» Required task:
Pick out each line with the word "auraient" from the material that follows.

» Task input:

______

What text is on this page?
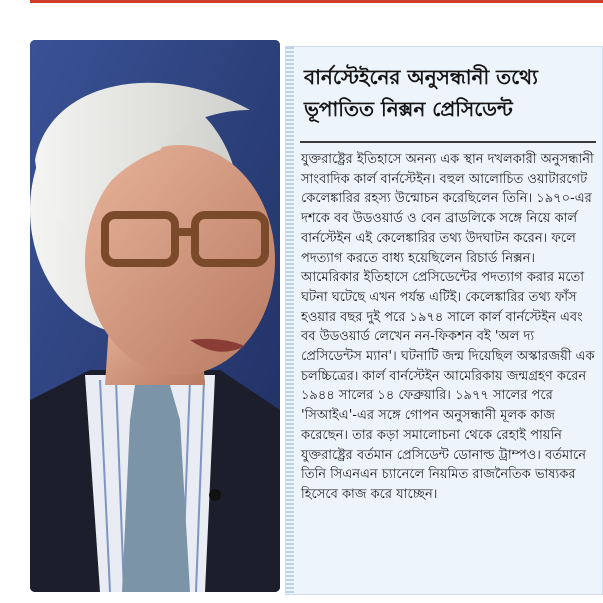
বার্নস্টেইনের অনুসন্ধানী তথ্যে ভূপাতিত নিক্সন প্রেসিডেন্ট

যুক্তরাষ্ট্রের ইতিহাসে অনন্য এক স্থান দখলকারী অনুসন্ধানী সাংবাদিক কার্ল বার্নস্টেইন। বহুল আলোচিত ওয়াটারগেট কেলেঙ্কারির রহস্য উন্মোচন করেছিলেন তিনি। ১৯৭০-এর দশকে বব উডওয়ার্ড ও বেন ব্রাডলিকে সঙ্গে নিয়ে কার্ল বার্নস্টেইন এই কেলেঙ্কারির তথ্য উদঘাটন করেন। ফলে পদত্যাগ করতে বাধ্য হয়েছিলেন রিচার্ড নিক্সন। আমেরিকার ইতিহাসে প্রেসিডেন্টের পদত্যাগ করার মতো ঘটনা ঘটেছে এখন পর্যন্ত এটিই। কেলেঙ্কারির তথ্য ফাঁস হওয়ার বছর দুই পরে ১৯৭৪ সালে কার্ল বার্নস্টেইন এবং বব উডওয়ার্ড লেখেন নন-ফিকশন বই 'অল দ্য প্রেসিডেন্টস ম্যান'। ঘটনাটি জন্ম দিয়েছিল অস্কারজয়ী এক চলচ্চিত্রের। কার্ল বার্নস্টেইন আমেরিকায় জন্মগ্রহণ করেন ১৯৪৪ সালের ১৪ ফেব্রুয়ারি। ১৯৭৭ সালের পরে 'সিআইএ'-এর সঙ্গে গোপন অনুসন্ধানী মূলক কাজ করেছেন। তার কড়া সমালোচনা থেকে রেহাই পায়নি যুক্তরাষ্ট্রের বর্তমান প্রেসিডেন্ট ডোনাল্ড ট্রাম্পও। বর্তমানে তিনি সিএনএন চ্যানেলে নিয়মিত রাজনৈতিক ভাষ্যকর হিসেবে কাজ করে যাচ্ছেন।
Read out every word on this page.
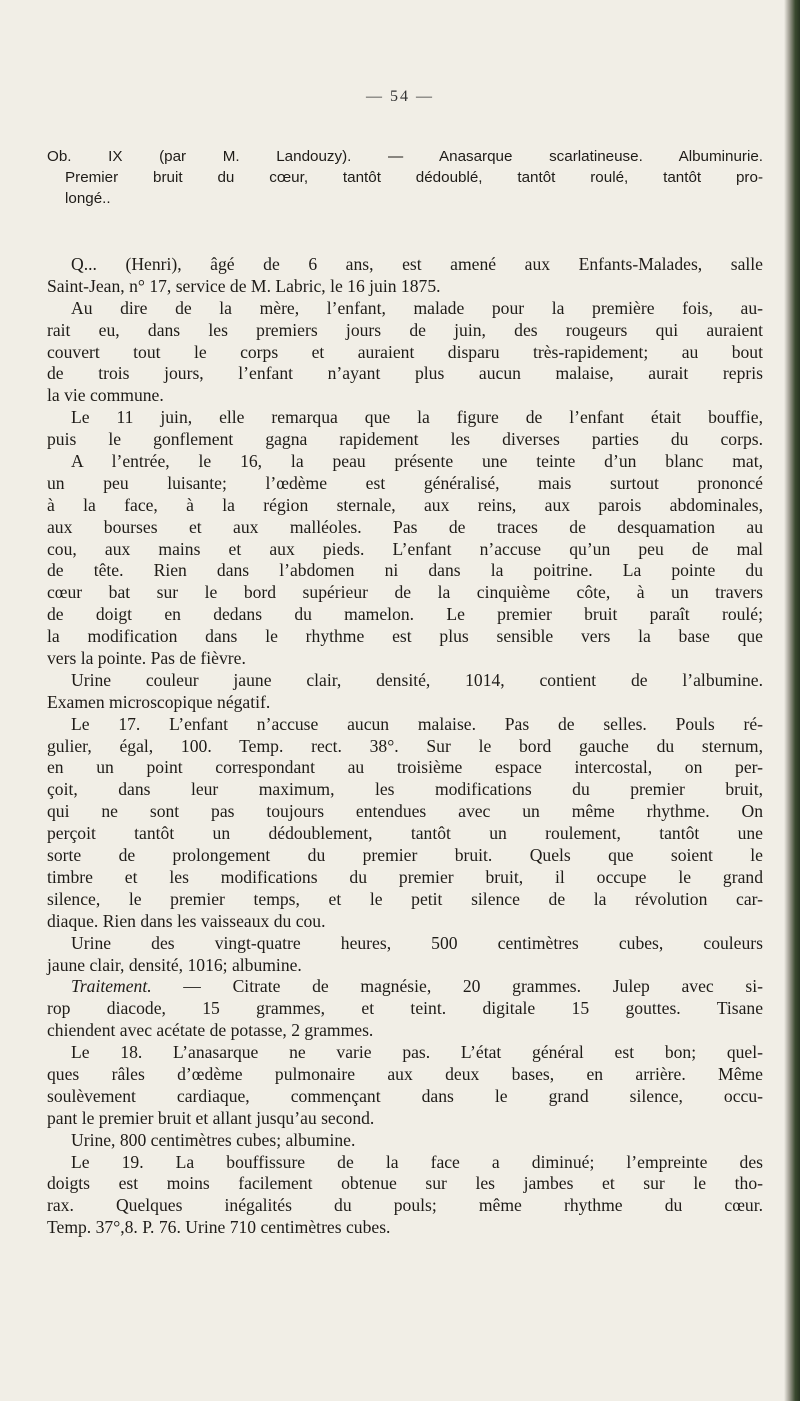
— 54 —
Ob. IX (par M. Landouzy). — Anasarque scarlatineuse. Albuminurie.
Premier bruit du cœur, tantôt dédoublé, tantôt roulé, tantôt pro-
longé..
Q... (Henri), âgé de 6 ans, est amené aux Enfants-Malades, salle
Saint-Jean, n° 17, service de M. Labric, le 16 juin 1875.
Au dire de la mère, l’enfant, malade pour la première fois, au-
rait eu, dans les premiers jours de juin, des rougeurs qui auraient
couvert tout le corps et auraient disparu très-rapidement; au bout
de trois jours, l’enfant n’ayant plus aucun malaise, aurait repris
la vie commune.
Le 11 juin, elle remarqua que la figure de l’enfant était bouffie,
puis le gonflement gagna rapidement les diverses parties du corps.
A l’entrée, le 16, la peau présente une teinte d’un blanc mat,
un peu luisante; l’œdème est généralisé, mais surtout prononcé
à la face, à la région sternale, aux reins, aux parois abdominales,
aux bourses et aux malléoles. Pas de traces de desquamation au
cou, aux mains et aux pieds. L’enfant n’accuse qu’un peu de mal
de tête. Rien dans l’abdomen ni dans la poitrine. La pointe du
cœur bat sur le bord supérieur de la cinquième côte, à un travers
de doigt en dedans du mamelon. Le premier bruit paraît roulé;
la modification dans le rhythme est plus sensible vers la base que
vers la pointe. Pas de fièvre.
Urine couleur jaune clair, densité, 1014, contient de l’albumine.
Examen microscopique négatif.
Le 17. L’enfant n’accuse aucun malaise. Pas de selles. Pouls ré-
gulier, égal, 100. Temp. rect. 38°. Sur le bord gauche du sternum,
en un point correspondant au troisième espace intercostal, on per-
çoit, dans leur maximum, les modifications du premier bruit,
qui ne sont pas toujours entendues avec un même rhythme. On
perçoit tantôt un dédoublement, tantôt un roulement, tantôt une
sorte de prolongement du premier bruit. Quels que soient le
timbre et les modifications du premier bruit, il occupe le grand
silence, le premier temps, et le petit silence de la révolution car-
diaque. Rien dans les vaisseaux du cou.
Urine des vingt-quatre heures, 500 centimètres cubes, couleurs
jaune clair, densité, 1016; albumine.
Traitement. — Citrate de magnésie, 20 grammes. Julep avec si-
rop diacode, 15 grammes, et teint. digitale 15 gouttes. Tisane
chiendent avec acétate de potasse, 2 grammes.
Le 18. L’anasarque ne varie pas. L’état général est bon; quel-
ques râles d’œdème pulmonaire aux deux bases, en arrière. Même
soulèvement cardiaque, commençant dans le grand silence, occu-
pant le premier bruit et allant jusqu’au second.
Urine, 800 centimètres cubes; albumine.
Le 19. La bouffissure de la face a diminué; l’empreinte des
doigts est moins facilement obtenue sur les jambes et sur le tho-
rax. Quelques inégalités du pouls; même rhythme du cœur.
Temp. 37°,8. P. 76. Urine 710 centimètres cubes.
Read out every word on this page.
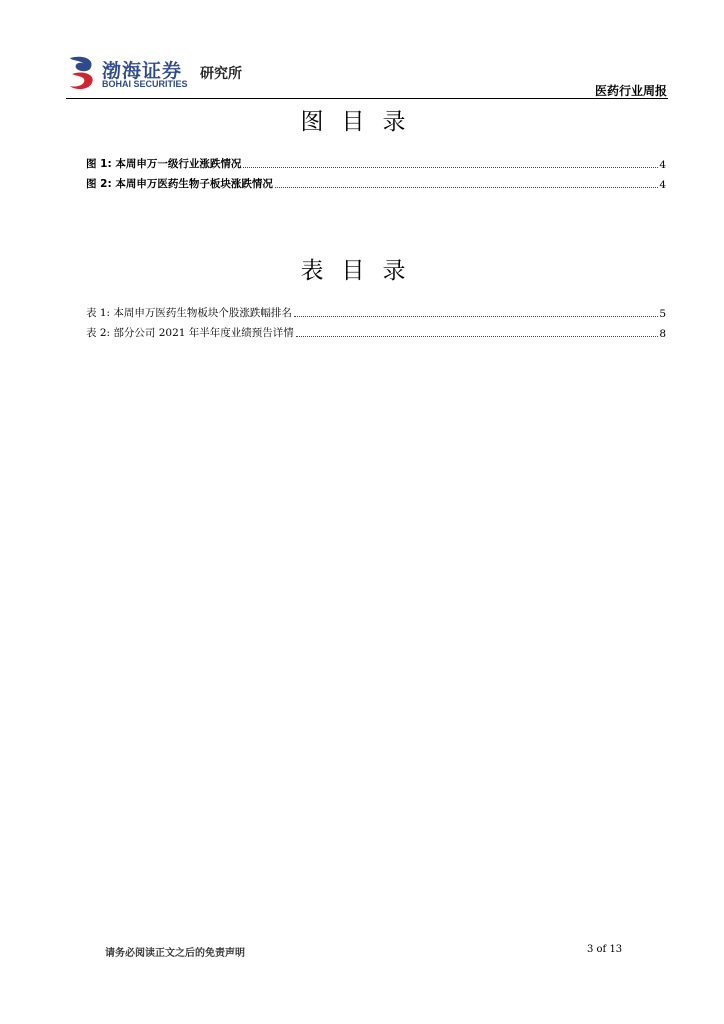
渤海证券
BOHAI SECURITIES
研究所
医药行业周报
图目录
图 1: 本周申万一级行业涨跌情况	4
图 2: 本周申万医药生物子板块涨跌情况	4
表目录
表 1: 本周申万医药生物板块个股涨跌幅排名	5
表 2: 部分公司 2021 年半年度业绩预告详情	8
请务必阅读正文之后的免责声明	3 of 13
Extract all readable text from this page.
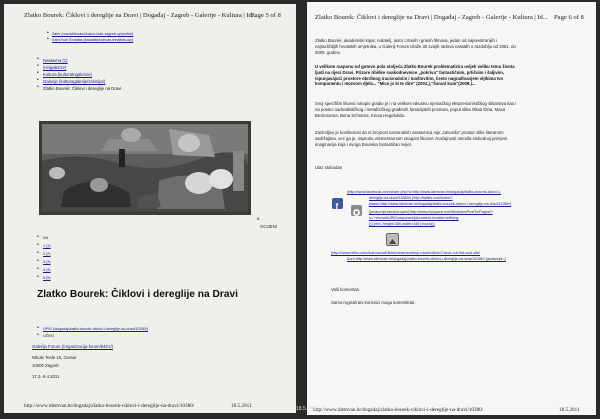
Zlatko Bourek: Čiklovi i dereglije na Dravi | Događaj - Zagreb - Galerije - Kultura | Id...
Page 5 of 8
• Zaler (nozni/lebzavo/kamo-ivan-zagreb-up/pretiz/)
• Kami ivan Ervatlas (kaosabiotozivan-treviaba-up/)
• Nastavna (1)
• (Hngalerize)
• Kultura (kulturalngalerize)
• Galerije (kulturagalerije/zelvnija/)
• Zlatko Bourek: Čiklovi i dereglije na Dravi
a
OCIJENI
• 0/5
• 1 (1)
• 2 (2)
• 3 (3)
• 4 (4)
• 5 (5)
Zlatko Bourek: Čiklovi i dereglije na Dravi
• OPIS (/dogadaj/zlatko-bourek-ciklovi-i-dereglije-na-dravi/10380/)
• UŽIVO
Galerija Forum (/organizacija-forum/9401/)
Nikole Tesle 16, Centar
10000 Zagreb
17.3.-9.4.2011
http://www.idemvan.hr/dogadaj/zlatko-bourek-ciklovi-i-dereglije-na-dravi/10380/	18.5.2011
Zlatko Bourek: Čiklovi i dereglije na Dravi | Događaj - Zagreb - Galerije - Kultura | Id... Page 6 of 8
Zlatko Bourek, akademski kipar, redatelj, autor crtanih i granih filmova, jedan od najsvestranijih i
najrazličitijih hrvatskih umjetnika, u Galeriji Forum izlaže 30 svojih radova nastalih u razdoblju od 1961. do
2009. godine.
U velikom rasponu od gotovo pola stoljeća Zlatko Bourek problematizira uvijek veliku temu života
ljudi na rijeci Dravi. Prizore ribiške svakodnevnice „pokriva" fantastičnim, prličnim i šaljivim,
ispunjavajući prostore obrdinog iracionalnim i maštovitim, često nagrađivanjem vijtkima Ivo
komponentu i mozvom djela... "Mice jo ki te dire" (2001.),"Šaranl kum"(2008.)...
Svoj specifični likovni rukopis gradio je i na velikom iskustvu njemačkog ekspresionističkog slikarstva kao i
na poetici nadrealističkog i metafizičkog građenih fantazijskih prostora, poput slika Oltaa Dina, Maxa
Beckmanna, Bena Schrama, Knuta Hegelutida.
Zanimljivo je korištenost da ni brojnost nacionalnih sastavnica nije „zatvorila" prostor slike literarnim
sadržajima, već ga je, naprotiv, elementarnom snagom likovne značajnosti otvorila slobodnoj primjeni
imaginacija koja i ovoga Boureka fantastičan svijet.
Ulaz slobodan
f
(http://www.facebook.com/share.php?u=http://www.idemvan.hr/dogadaj/zlatko-bourek-ciklovi-i-
dereglije-na-dravi/10380/) (http://twitter.com/home?
status=http://www.idemvan.hr/dogadaj/zlatko-bourek-ciklovi-i-dereglije-na-dravi/10380/)
(javascript:window.open('http://www.myspace.com/Modules/PostTo/Pages/?
u='+encodeURIComponent(document.location.toString
()),'ptm','height=450,width=440').focus())
(http://www.retloo.com/submaroak/links/clearnave/tmp=rew/tr4bird=Check out this cool site!
&url=http://www.idemvan.hr/dogadaj/zlatko-bourek-ciklovi-i-dereglije-na-dravi/10380/ (javascript:;)
Vaši komentari
Samo registrirani korisnici mogu komentirati.
http://www.idemvan.hr/dogadaj/zlatko-bourek-ciklovi-i-dereglije-na-dravi/10380/	18.5.2011
18.5.2011
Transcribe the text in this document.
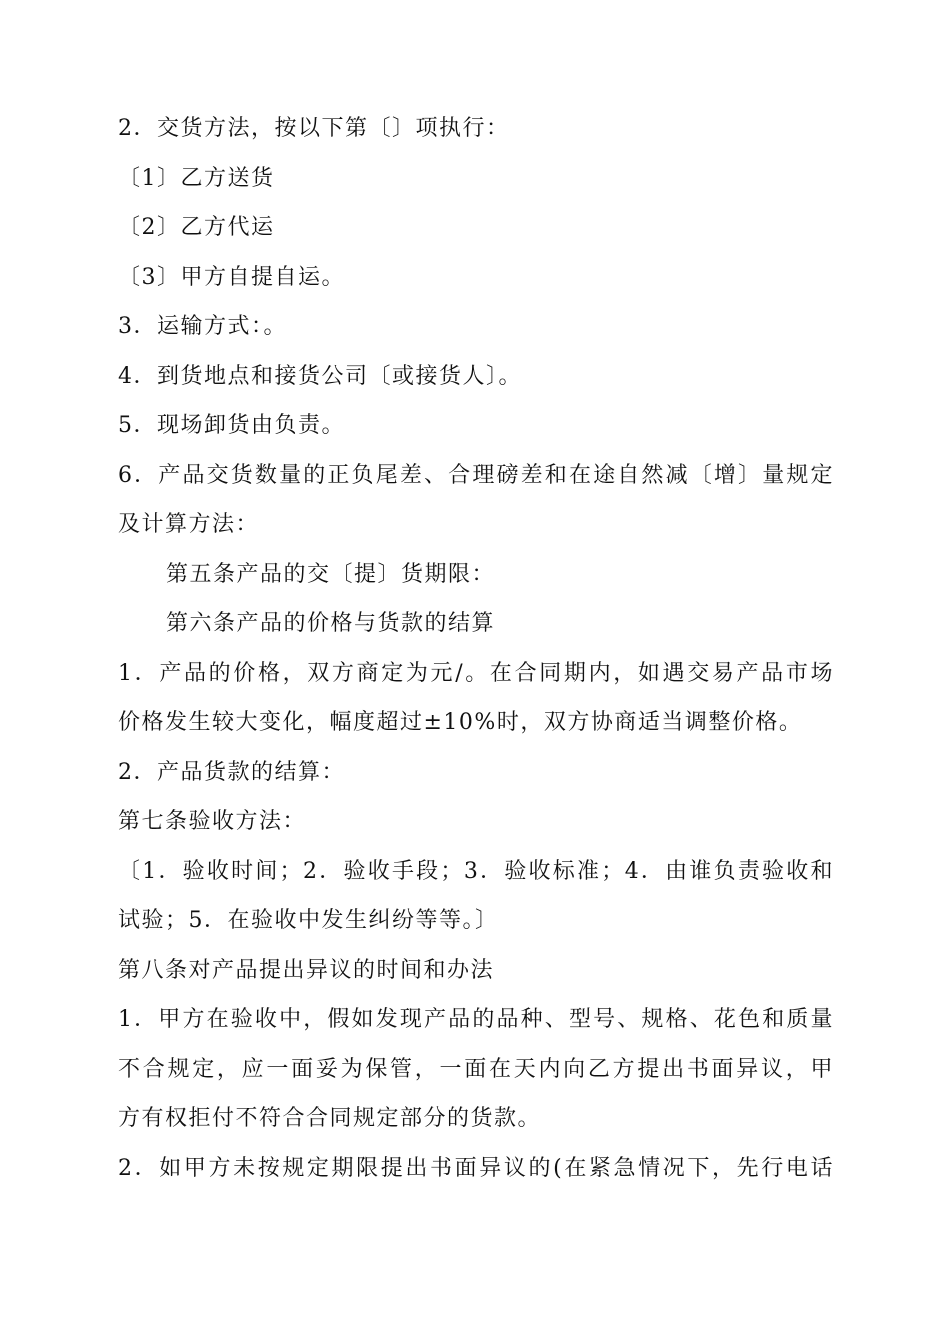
2．交货方法，按以下第〔〕项执行：
〔1〕乙方送货
〔2〕乙方代运
〔3〕甲方自提自运。
3．运输方式：。
4．到货地点和接货公司〔或接货人〕。
5．现场卸货由负责。
6．产品交货数量的正负尾差、合理磅差和在途自然减〔增〕量规定
及计算方法：
第五条产品的交〔提〕货期限：
第六条产品的价格与货款的结算
1．产品的价格，双方商定为元/。在合同期内，如遇交易产品市场
价格发生较大变化，幅度超过±10%时，双方协商适当调整价格。
2．产品货款的结算：
第七条验收方法：
〔1．验收时间；2．验收手段；3．验收标准；4．由谁负责验收和
试验；5．在验收中发生纠纷等等。〕
第八条对产品提出异议的时间和办法
1．甲方在验收中，假如发现产品的品种、型号、规格、花色和质量
不合规定，应一面妥为保管，一面在天内向乙方提出书面异议，甲
方有权拒付不符合合同规定部分的货款。
2．如甲方未按规定期限提出书面异议的(在紧急情况下，先行电话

______

» Exercise solution:
rait eu, dans les premiers jours de juin, des rougeurs qui auraient
couvert tout le corps et auraient disparu très-rapidement; au bout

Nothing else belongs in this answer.